Bounding box records:
==============================

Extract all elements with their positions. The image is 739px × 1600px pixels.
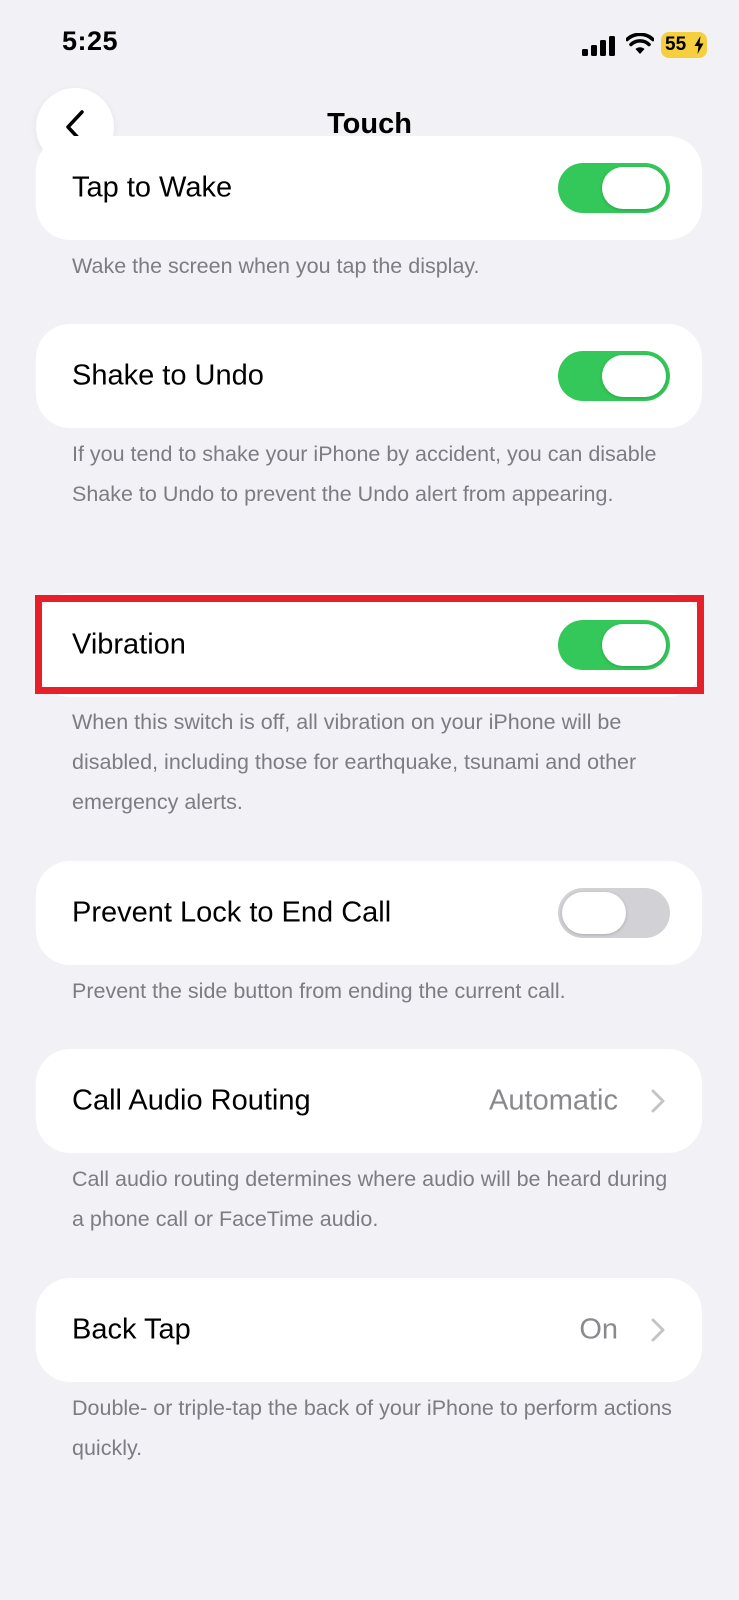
wifi-icon [626,33,654,54]
signal-bars-icon [582,36,615,56]
footer-prevent-lock: Prevent the side button from ending the … [72,979,566,1003]
highlight-box [35,595,704,694]
chevron-right-icon [651,1318,665,1342]
call-audio-routing-value: Automatic [489,1084,618,1117]
chevron-right-icon [651,1089,665,1113]
shake-to-undo-toggle[interactable] [558,351,670,401]
status-bar: 5:25 55 [0,0,739,92]
prevent-lock-toggle[interactable] [558,888,670,938]
row-prevent-lock-to-end-call: Prevent Lock to End Call [36,861,702,965]
footer-tap-to-wake: Wake the screen when you tap the display… [72,254,480,278]
back-tap-value: On [579,1313,618,1346]
row-call-audio-routing[interactable]: Call Audio Routing Automatic [36,1049,702,1153]
row-back-tap[interactable]: Back Tap On [36,1278,702,1382]
row-label-call-audio-routing: Call Audio Routing [72,1084,311,1117]
charging-bolt-icon [694,36,704,54]
row-shake-to-undo: Shake to Undo [36,324,702,428]
tap-to-wake-toggle[interactable] [558,163,670,213]
row-label-shake-to-undo: Shake to Undo [72,359,264,392]
toggle-knob [602,167,666,209]
footer-shake-to-undo: If you tend to shake your iPhone by acci… [72,442,657,506]
row-label-tap-to-wake: Tap to Wake [72,171,233,204]
row-label-back-tap: Back Tap [72,1313,191,1346]
toggle-knob [562,892,626,934]
battery-indicator: 55 [661,32,707,58]
footer-call-audio-routing: Call audio routing determines where audi… [72,1167,668,1231]
toggle-knob [602,355,666,397]
status-time: 5:25 [62,26,119,56]
footer-vibration: When this switch is off, all vibration o… [72,710,637,814]
row-label-prevent-lock: Prevent Lock to End Call [72,896,392,929]
battery-level: 55 [665,34,687,55]
row-tap-to-wake: Tap to Wake [36,136,702,240]
footer-back-tap: Double- or triple-tap the back of your i… [72,1396,672,1460]
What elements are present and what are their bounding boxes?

==============================

• REQUEST
Please retype every line of the records above word for word, leaving out the pictures.

• WRITTEN ANSWER
Extract all elements with their positions. The image is 739px × 1600px pixels.
wifi-icon [626,33,654,54]
signal-bars-icon [582,36,615,56]
footer-prevent-lock: Prevent the side button from ending the … [72,979,566,1003]
highlight-box [35,595,704,694]
chevron-right-icon [651,1318,665,1342]
call-audio-routing-value: Automatic [489,1084,618,1117]
chevron-right-icon [651,1089,665,1113]
shake-to-undo-toggle[interactable] [558,351,670,401]
status-bar: 5:25 55 [0,0,739,92]
prevent-lock-toggle[interactable] [558,888,670,938]
row-prevent-lock-to-end-call: Prevent Lock to End Call [36,861,702,965]
footer-tap-to-wake: Wake the screen when you tap the display… [72,254,480,278]
back-tap-value: On [579,1313,618,1346]
row-call-audio-routing[interactable]: Call Audio Routing Automatic [36,1049,702,1153]
row-back-tap[interactable]: Back Tap On [36,1278,702,1382]
row-label-call-audio-routing: Call Audio Routing [72,1084,311,1117]
charging-bolt-icon [694,36,704,54]
row-shake-to-undo: Shake to Undo [36,324,702,428]
tap-to-wake-toggle[interactable] [558,163,670,213]
row-label-shake-to-undo: Shake to Undo [72,359,264,392]
toggle-knob [602,167,666,209]
footer-shake-to-undo: If you tend to shake your iPhone by acci… [72,442,657,506]
row-label-tap-to-wake: Tap to Wake [72,171,233,204]
row-label-back-tap: Back Tap [72,1313,191,1346]
toggle-knob [562,892,626,934]
battery-indicator: 55 [661,32,707,58]
footer-call-audio-routing: Call audio routing determines where audi… [72,1167,668,1231]
toggle-knob [602,355,666,397]
status-time: 5:25 [62,26,119,56]
footer-vibration: When this switch is off, all vibration o… [72,710,637,814]
row-label-prevent-lock: Prevent Lock to End Call [72,896,392,929]
battery-level: 55 [665,34,687,55]
row-tap-to-wake: Tap to Wake [36,136,702,240]
footer-back-tap: Double- or triple-tap the back of your i… [72,1396,672,1460]
What elements are present and what are their bounding boxes?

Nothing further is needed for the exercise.